● **AIM**
Output the material word for word. Leave each picture out.

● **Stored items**

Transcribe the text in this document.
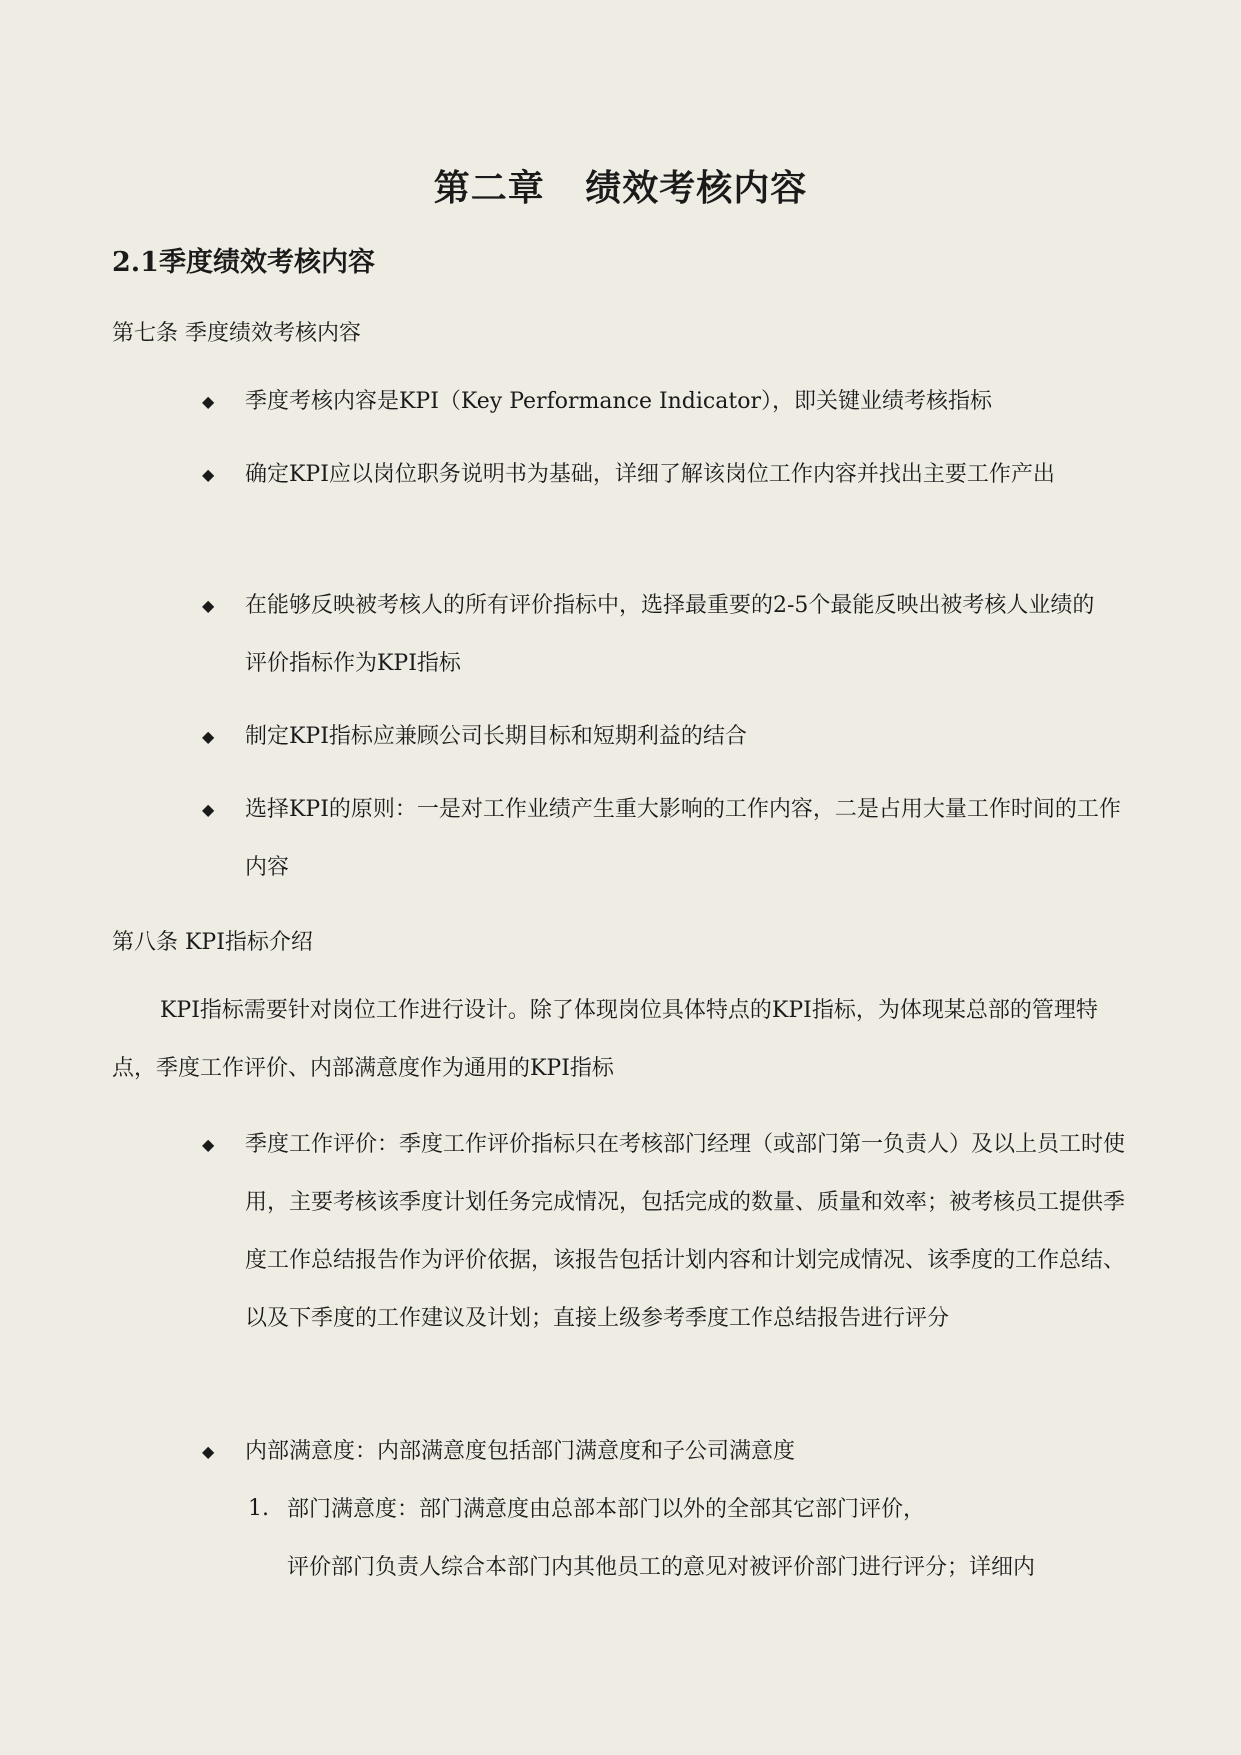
第二章   绩效考核内容
2.1季度绩效考核内容

第七条 季度绩效考核内容

◆ 季度考核内容是KPI（Key Performance Indicator），即关键业绩考核指标

◆ 确定KPI应以岗位职务说明书为基础，详细了解该岗位工作内容并找出主要工作产出

◆ 在能够反映被考核人的所有评价指标中，选择最重要的2-5个最能反映出被考核人业绩的评价指标作为KPI指标

◆ 制定KPI指标应兼顾公司长期目标和短期利益的结合

◆ 选择KPI的原则：一是对工作业绩产生重大影响的工作内容，二是占用大量工作时间的工作内容

第八条 KPI指标介绍

KPI指标需要针对岗位工作进行设计。除了体现岗位具体特点的KPI指标，为体现某总部的管理特点，季度工作评价、内部满意度作为通用的KPI指标

◆ 季度工作评价：季度工作评价指标只在考核部门经理（或部门第一负责人）及以上员工时使用，主要考核该季度计划任务完成情况，包括完成的数量、质量和效率；被考核员工提供季度工作总结报告作为评价依据，该报告包括计划内容和计划完成情况、该季度的工作总结、以及下季度的工作建议及计划；直接上级参考季度工作总结报告进行评分

◆ 内部满意度：内部满意度包括部门满意度和子公司满意度

1. 部门满意度：部门满意度由总部本部门以外的全部其它部门评价，

评价部门负责人综合本部门内其他员工的意见对被评价部门进行评分；详细内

● **ANSWER TO THIS EXERCISE**
Transcribe the text in this document.
第二章   绩效考核内容
2.1季度绩效考核内容

第七条 季度绩效考核内容

◆ 季度考核内容是KPI（Key Performance Indicator），即关键业绩考核指标

◆ 确定KPI应以岗位职务说明书为基础，详细了解该岗位工作内容并找出主要工作产出

◆ 在能够反映被考核人的所有评价指标中，选择最重要的2-5个最能反映出被考核人业绩的评价指标作为KPI指标

◆ 制定KPI指标应兼顾公司长期目标和短期利益的结合

◆ 选择KPI的原则：一是对工作业绩产生重大影响的工作内容，二是占用大量工作时间的工作内容

第八条 KPI指标介绍

KPI指标需要针对岗位工作进行设计。除了体现岗位具体特点的KPI指标，为体现某总部的管理特点，季度工作评价、内部满意度作为通用的KPI指标

◆ 季度工作评价：季度工作评价指标只在考核部门经理（或部门第一负责人）及以上员工时使用，主要考核该季度计划任务完成情况，包括完成的数量、质量和效率；被考核员工提供季度工作总结报告作为评价依据，该报告包括计划内容和计划完成情况、该季度的工作总结、以及下季度的工作建议及计划；直接上级参考季度工作总结报告进行评分

◆ 内部满意度：内部满意度包括部门满意度和子公司满意度

1. 部门满意度：部门满意度由总部本部门以外的全部其它部门评价，

评价部门负责人综合本部门内其他员工的意见对被评价部门进行评分；详细内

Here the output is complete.